= DO THIS =
The records below must be duplicated exactly, character for character.

= DATA ENTRIES =
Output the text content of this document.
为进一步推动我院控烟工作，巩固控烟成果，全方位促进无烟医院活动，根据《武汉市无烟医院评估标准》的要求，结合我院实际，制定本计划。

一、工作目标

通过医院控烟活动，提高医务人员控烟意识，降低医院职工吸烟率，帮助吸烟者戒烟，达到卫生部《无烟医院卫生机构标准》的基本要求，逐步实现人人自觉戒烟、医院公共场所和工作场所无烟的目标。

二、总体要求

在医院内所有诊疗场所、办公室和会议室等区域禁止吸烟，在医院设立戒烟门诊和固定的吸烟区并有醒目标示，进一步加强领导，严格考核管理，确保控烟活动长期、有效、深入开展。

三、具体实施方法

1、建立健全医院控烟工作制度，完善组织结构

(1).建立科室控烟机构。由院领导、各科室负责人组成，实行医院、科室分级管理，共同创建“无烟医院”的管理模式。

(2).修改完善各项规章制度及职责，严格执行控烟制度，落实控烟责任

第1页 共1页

= SOLUTION TO THE EXERCISE =
Output the text content of this document.
为进一步推动我院控烟工作，巩固控烟成果，全方位促进无烟医院活动，根据《武汉市无烟医院评估标准》的要求，结合我院实际，制定本计划。

一、工作目标

通过医院控烟活动，提高医务人员控烟意识，降低医院职工吸烟率，帮助吸烟者戒烟，达到卫生部《无烟医院卫生机构标准》的基本要求，逐步实现人人自觉戒烟、医院公共场所和工作场所无烟的目标。

二、总体要求

在医院内所有诊疗场所、办公室和会议室等区域禁止吸烟，在医院设立戒烟门诊和固定的吸烟区并有醒目标示，进一步加强领导，严格考核管理，确保控烟活动长期、有效、深入开展。

三、具体实施方法

1、建立健全医院控烟工作制度，完善组织结构

(1).建立科室控烟机构。由院领导、各科室负责人组成，实行医院、科室分级管理，共同创建“无烟医院”的管理模式。

(2).修改完善各项规章制度及职责，严格执行控烟制度，落实控烟责任

第1页 共1页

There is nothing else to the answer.